◆ To do
Look below. Copy each line that has "deviator" in it.

-- Start Given entries --

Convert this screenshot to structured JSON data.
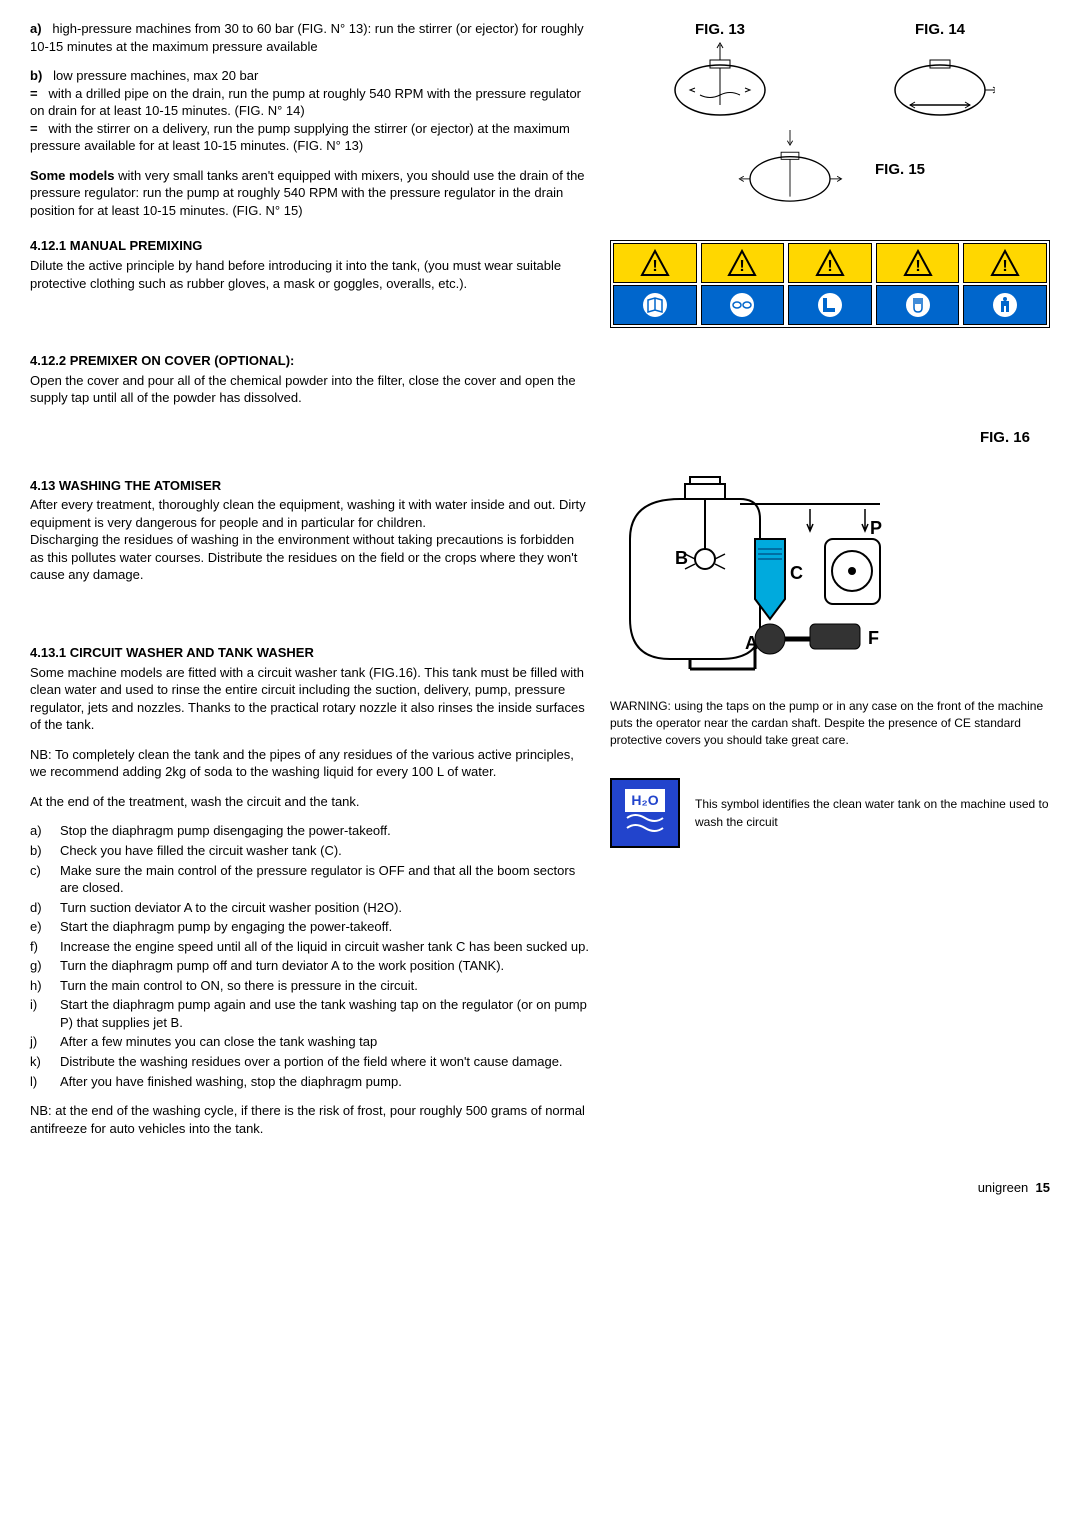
{
  "a_label": "a)",
  "a_text": "high-pressure machines from 30 to 60 bar (FIG. N° 13): run the stirrer (or ejector) for roughly 10-15 minutes at the maximum pressure available",
  "b_label": "b)",
  "b_text": "low pressure machines, max 20 bar",
  "b_eq1_marker": "=",
  "b_eq1": "with a drilled pipe on the drain, run the pump at roughly 540 RPM with the pressure regulator on drain for at least 10-15 minutes. (FIG. N° 14)",
  "b_eq2_marker": "=",
  "b_eq2": "with the stirrer on a delivery, run the pump supplying the stirrer (or ejector) at the maximum pressure available for at least 10-15 minutes. (FIG. N° 13)",
  "some_models_bold": "Some models",
  "some_models": " with very small tanks aren't equipped with mixers, you should use the drain of the pressure regulator: run the pump at roughly 540 RPM with the pressure regulator in the drain position for at least 10-15 minutes. (FIG. N° 15)",
  "s4121_title": "4.12.1 MANUAL PREMIXING",
  "s4121_text": "Dilute the active principle by hand before introducing it into the tank, (you must wear suitable protective clothing such as rubber gloves, a mask or goggles, overalls, etc.).",
  "s4122_title": "4.12.2 PREMIXER ON COVER (OPTIONAL):",
  "s4122_text": "Open the cover and pour all of the chemical powder into the filter, close the cover and open the supply tap until all of the powder has dissolved.",
  "s413_title": "4.13   WASHING THE ATOMISER",
  "s413_p1": "After every treatment, thoroughly clean the equipment, washing it with water inside and out. Dirty equipment is very dangerous for people and in particular for children.",
  "s413_p2": "Discharging the residues of washing in the environment without taking precautions is forbidden as this pollutes water courses. Distribute the residues on the field or the crops where they won't cause any damage.",
  "s4131_title": "4.13.1 CIRCUIT WASHER AND TANK WASHER",
  "s4131_p1": "Some machine models are fitted with a circuit washer tank (FIG.16). This tank must be filled with clean water and used to rinse the entire circuit including the suction, delivery, pump, pressure regulator, jets and nozzles. Thanks to the practical rotary nozzle it also rinses the inside surfaces of the tank.",
  "s4131_nb1": "NB: To completely clean the tank and the pipes of any residues of the various active principles, we recommend adding 2kg of soda to the washing liquid for every 100 L of water.",
  "s4131_p2": "At the end of the treatment, wash the circuit and the tank.",
  "steps": [
    {
      "m": "a)",
      "t": "Stop the diaphragm pump disengaging the power-takeoff."
    },
    {
      "m": "b)",
      "t": "Check you have filled the circuit washer tank (C)."
    },
    {
      "m": "c)",
      "t": "Make sure the main control of the pressure regulator is OFF and that all the boom sectors are closed."
    },
    {
      "m": "d)",
      "t": "Turn suction deviator A to the circuit washer position (H2O)."
    },
    {
      "m": "e)",
      "t": "Start the diaphragm pump by engaging the power-takeoff."
    },
    {
      "m": "f)",
      "t": "Increase the engine speed until all of the liquid in circuit washer tank C has been sucked up."
    },
    {
      "m": "g)",
      "t": "Turn the diaphragm pump off and turn deviator A to the work position (TANK)."
    },
    {
      "m": "h)",
      "t": "Turn the main control to ON, so there is pressure in the circuit."
    },
    {
      "m": "i)",
      "t": "Start the diaphragm pump again and use the tank washing tap on the regulator (or on pump P) that supplies jet B."
    },
    {
      "m": "j)",
      "t": "After a few minutes you can close the tank washing tap"
    },
    {
      "m": "k)",
      "t": "Distribute the washing residues over a portion of the field where it won't cause damage."
    },
    {
      "m": "l)",
      "t": "After you have finished washing, stop the diaphragm pump."
    }
  ],
  "nb_end": "NB: at the end of the washing cycle, if there is the risk of frost, pour roughly 500 grams of normal antifreeze for auto vehicles into the tank.",
  "fig13": "FIG. 13",
  "fig14": "FIG. 14",
  "fig15": "FIG. 15",
  "fig16": "FIG. 16",
  "warning_text": "WARNING: using the taps on the pump or in any case on the front of the machine puts the operator near the cardan shaft. Despite the presence of CE standard protective covers you should take great care.",
  "h2o_label": "H₂O",
  "h2o_text": "This symbol identifies the clean water tank on the machine used to wash the circuit",
  "labels": {
    "B": "B",
    "C": "C",
    "P": "P",
    "A": "A",
    "F": "F"
  },
  "footer_brand": "unigreen",
  "footer_page": "15",
  "safety_colors": {
    "blue": "#0066cc",
    "yellow": "#ffd700"
  }
}
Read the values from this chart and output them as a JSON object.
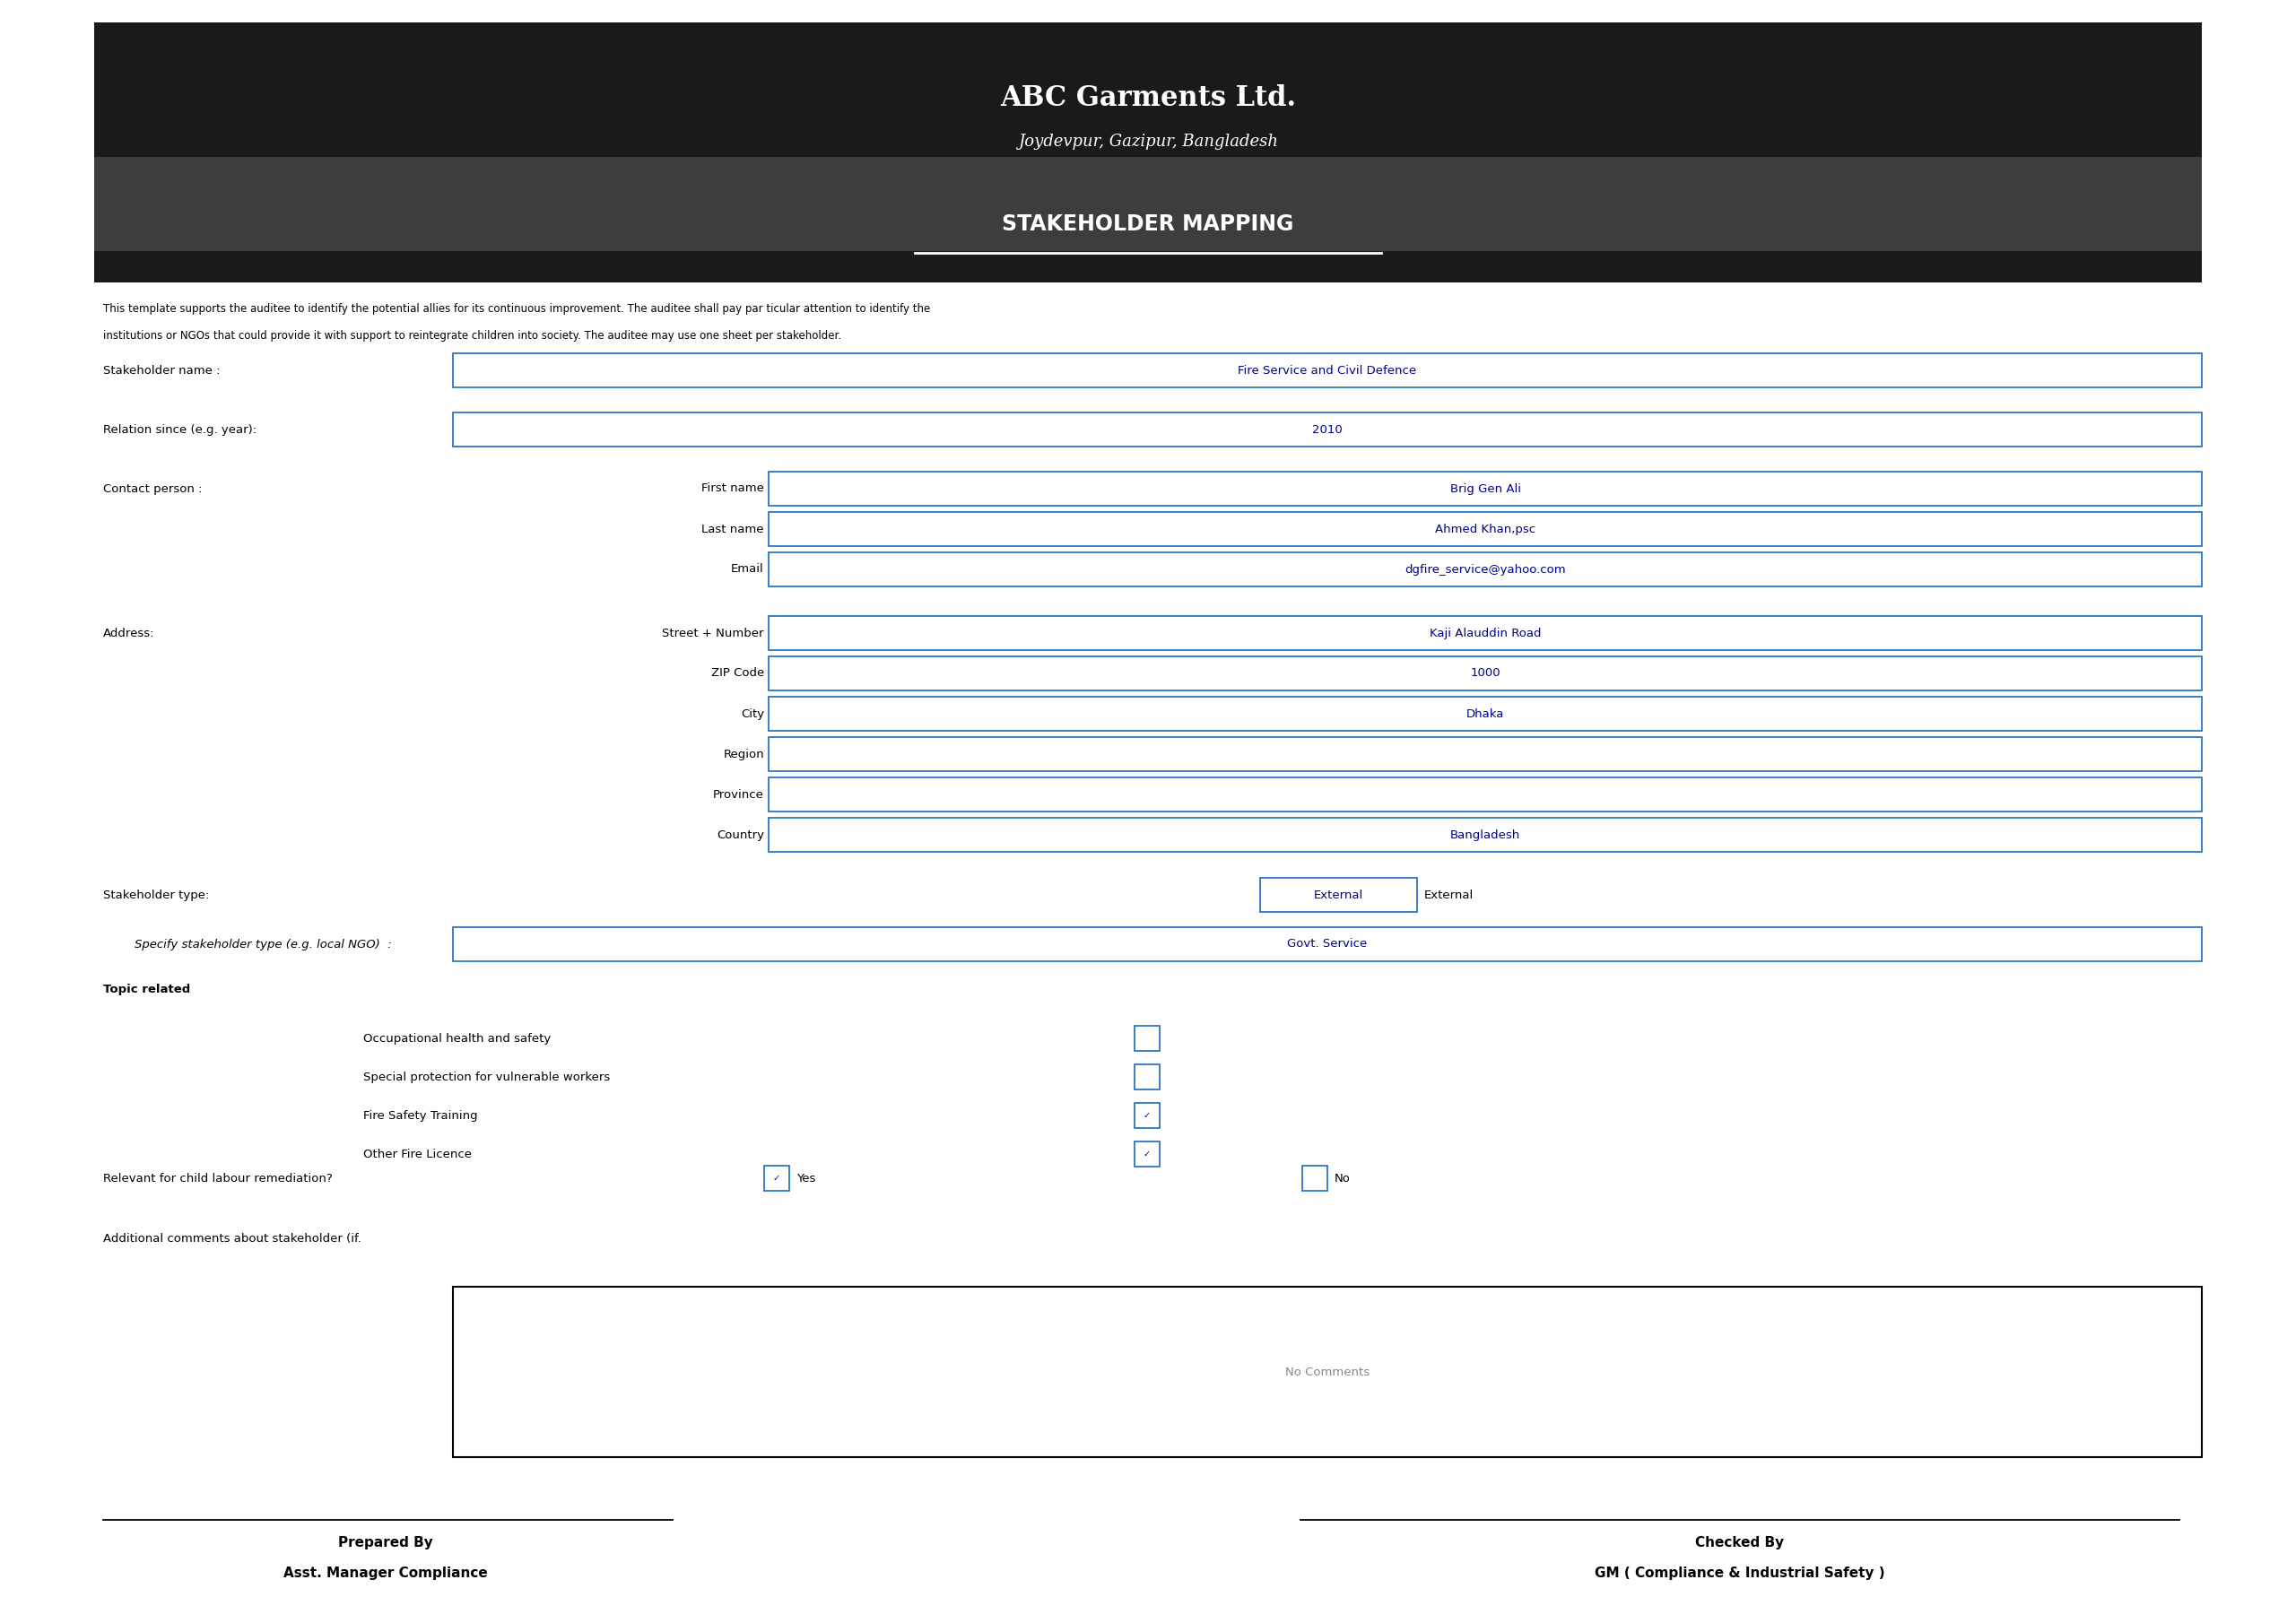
{
  "title1": "ABC Garments Ltd.",
  "title2": "Joydevpur, Gazipur, Bangladesh",
  "title3": "STAKEHOLDER MAPPING",
  "description_line1": "This template supports the auditee to identify the potential allies for its continuous improvement. The auditee shall pay par ticular attention to identify the",
  "description_line2": "institutions or NGOs that could provide it with support to reintegrate children into society. The auditee may use one sheet per stakeholder.",
  "stakeholder_name_label": "Stakeholder name :",
  "stakeholder_name_value": "Fire Service and Civil Defence",
  "relation_label": "Relation since (e.g. year):",
  "relation_value": "2010",
  "contact_label": "Contact person :",
  "first_name_label": "First name",
  "first_name_value": "Brig Gen Ali",
  "last_name_label": "Last name",
  "last_name_value": "Ahmed Khan,psc",
  "email_label": "Email",
  "email_value": "dgfire_service@yahoo.com",
  "address_label": "Address:",
  "street_label": "Street + Number",
  "street_value": "Kaji Alauddin Road",
  "zip_label": "ZIP Code",
  "zip_value": "1000",
  "city_label": "City",
  "city_value": "Dhaka",
  "region_label": "Region",
  "region_value": "",
  "province_label": "Province",
  "province_value": "",
  "country_label": "Country",
  "country_value": "Bangladesh",
  "stakeholder_type_label": "Stakeholder type:",
  "stakeholder_type_box": "External",
  "stakeholder_type_text": "External",
  "specify_label": "Specify stakeholder type (e.g. local NGO)  :",
  "specify_value": "Govt. Service",
  "topic_label": "Topic related",
  "topics": [
    "Occupational health and safety",
    "Special protection for vulnerable workers",
    "Fire Safety Training",
    "Other Fire Licence"
  ],
  "topic_checked": [
    false,
    false,
    true,
    true
  ],
  "relevant_label": "Relevant for child labour remediation?",
  "relevant_yes": "Yes",
  "relevant_no": "No",
  "relevant_checked": true,
  "comments_label": "Additional comments about stakeholder (if.",
  "comments_value": "No Comments",
  "prepared_by": "Prepared By",
  "prepared_role": "Asst. Manager Compliance",
  "checked_by": "Checked By",
  "checked_role": "GM ( Compliance & Industrial Safety )",
  "header_dark_color": "#1a1a1a",
  "header_mid_color": "#3d3d3d",
  "header_text_color": "#ffffff",
  "box_border_color": "#1a6bbf",
  "background_color": "#ffffff",
  "text_color": "#000000",
  "value_text_color": "#00008B"
}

-- End Given entries --

◆ Task answer
      "t": "Turn suction deviator A to the circuit washer position (H2O)."
      "t": "Turn the diaphragm pump off and turn deviator A to the work position (TANK)."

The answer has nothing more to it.